» What to work on
Among the entries below, find the lines with "inmates" and copy them.
'''
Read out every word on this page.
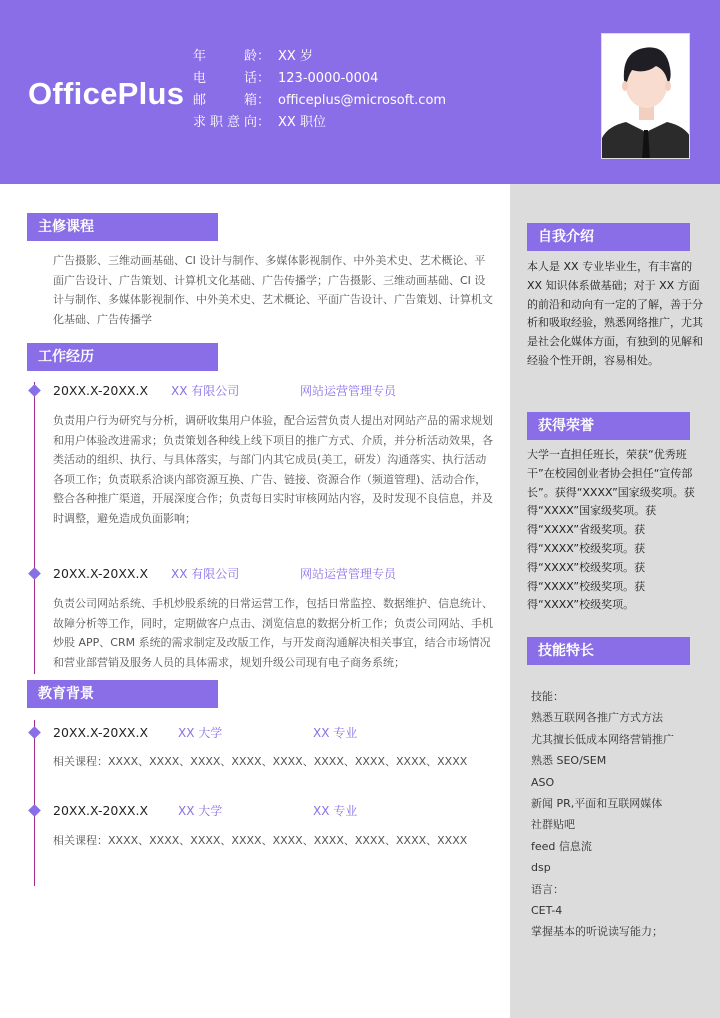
OfficePlus
年龄 ： XX 岁
电话 ： 123-0000-0004
邮箱 ： officeplus@microsoft.com
求职意向 ： XX 职位
主修课程
广告摄影、三维动画基础、CI 设计与制作、多媒体影视制作、中外美术史、艺术概论、平面广告设计、广告策划、计算机文化基础、广告传播学；广告摄影、三维动画基础、CI 设计与制作、多媒体影视制作、中外美术史、艺术概论、平面广告设计、广告策划、计算机文化基础、广告传播学
工作经历
20XX.X-20XX.X XX 有限公司	网站运营管理专员
负责用户行为研究与分析，调研收集用户体验，配合运营负责人提出对网站产品的需求规划和用户体验改进需求；负责策划各种线上线下项目的推广方式、介质，并分析活动效果，各类活动的组织、执行、与具体落实，与部门内其它成员(美工，研发）沟通落实、执行活动各项工作；负责联系洽谈内部资源互换、广告、链接、资源合作（频道管理)、活动合作，整合各种推广渠道，开展深度合作；负责每日实时审核网站内容，及时发现不良信息，并及时调整，避免造成负面影响；
20XX.X-20XX.X XX 有限公司	网站运营管理专员
负责公司网站系统、手机炒股系统的日常运营工作，包括日常监控、数据维护、信息统计、故障分析等工作，同时，定期做客户点击、浏览信息的数据分析工作；负责公司网站、手机炒股 APP、CRM 系统的需求制定及改版工作，与开发商沟通解决相关事宜，结合市场情况和营业部营销及服务人员的具体需求，规划升级公司现有电子商务系统；
教育背景
20XX.X-20XX.X XX 大学	XX 专业
相关课程：XXXX、XXXX、XXXX、XXXX、XXXX、XXXX、XXXX、XXXX、XXXX
20XX.X-20XX.X XX 大学	XX 专业
相关课程：XXXX、XXXX、XXXX、XXXX、XXXX、XXXX、XXXX、XXXX、XXXX
自我介绍
本人是 XX 专业毕业生，有丰富的 XX 知识体系做基础；对于 XX 方面的前沿和动向有一定的了解，善于分析和吸取经验，熟悉网络推广，尤其是社会化媒体方面，有独到的见解和经验个性开朗，容易相处。
获得荣誉
大学一直担任班长，荣获“优秀班干”在校园创业者协会担任“宣传部长”。获得“XXXX”国家级奖项。获得“XXXX”国家级奖项。获得“XXXX”省级奖项。获得“XXXX”校级奖项。获得“XXXX”校级奖项。获得“XXXX”校级奖项。获得“XXXX”校级奖项。
技能特长
技能：
熟悉互联网各推广方式方法
尤其擅长低成本网络营销推广
熟悉 SEO/SEM
ASO
新闻 PR,平面和互联网媒体
社群贴吧
feed 信息流
dsp
语言：
CET-4
掌握基本的听说读写能力；
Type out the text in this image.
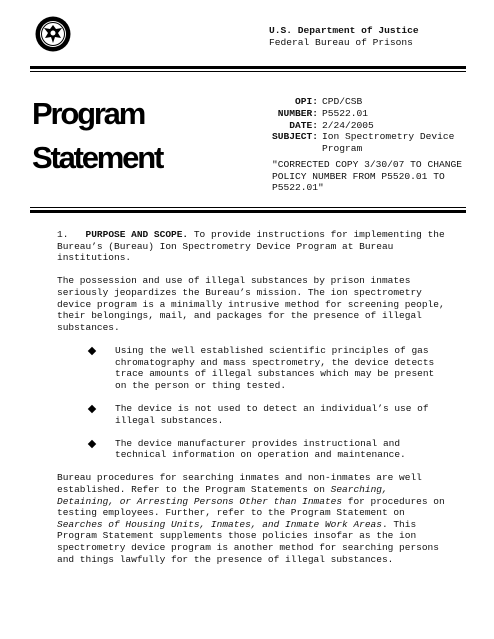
U.S. Department of Justice
Federal Bureau of Prisons
Program
Statement
OPI:
NUMBER:
DATE:
SUBJECT:
CPD/CSB
P5522.01
2/24/2005
Ion Spectrometry Device Program
"CORRECTED COPY 3/30/07 TO CHANGE POLICY NUMBER FROM P5520.01 TO P5522.01"

1. PURPOSE AND SCOPE. To provide instructions for implementing the Bureau’s (Bureau) Ion Spectrometry Device Program at Bureau institutions.

The possession and use of illegal substances by prison inmates seriously jeopardizes the Bureau’s mission. The ion spectrometry device program is a minimally intrusive method for screening people, their belongings, mail, and packages for the presence of illegal substances.

Using the well established scientific principles of gas chromatography and mass spectrometry, the device detects trace amounts of illegal substances which may be present on the person or thing tested.
The device is not used to detect an individual’s use of illegal substances.
The device manufacturer provides instructional and technical information on operation and maintenance.

Bureau procedures for searching inmates and non-inmates are well established. Refer to the Program Statements on Searching, Detaining, or Arresting Persons Other than Inmates for procedures on testing employees. Further, refer to the Program Statement on Searches of Housing Units, Inmates, and Inmate Work Areas. This Program Statement supplements those policies insofar as the ion spectrometry device program is another method for searching persons and things lawfully for the presence of illegal substances.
'''
» Correct result
The possession and use of illegal substances by prison inmates seriously jeopardizes the Bureau’s mission. The ion spectrometry device program is a minimally intrusive method for screening people, their belongings, mail, and packages for the presence of illegal substances.
Bureau procedures for searching inmates and non-inmates are well established. Refer to the Program Statements on Searching, Detaining, or Arresting Persons Other than Inmates for procedures on testing employees. Further, refer to the Program Statement on Searches of Housing Units, Inmates, and Inmate Work Areas. This Program Statement supplements those policies insofar as the ion spectrometry device program is another method for searching persons and things lawfully for the presence of illegal substances.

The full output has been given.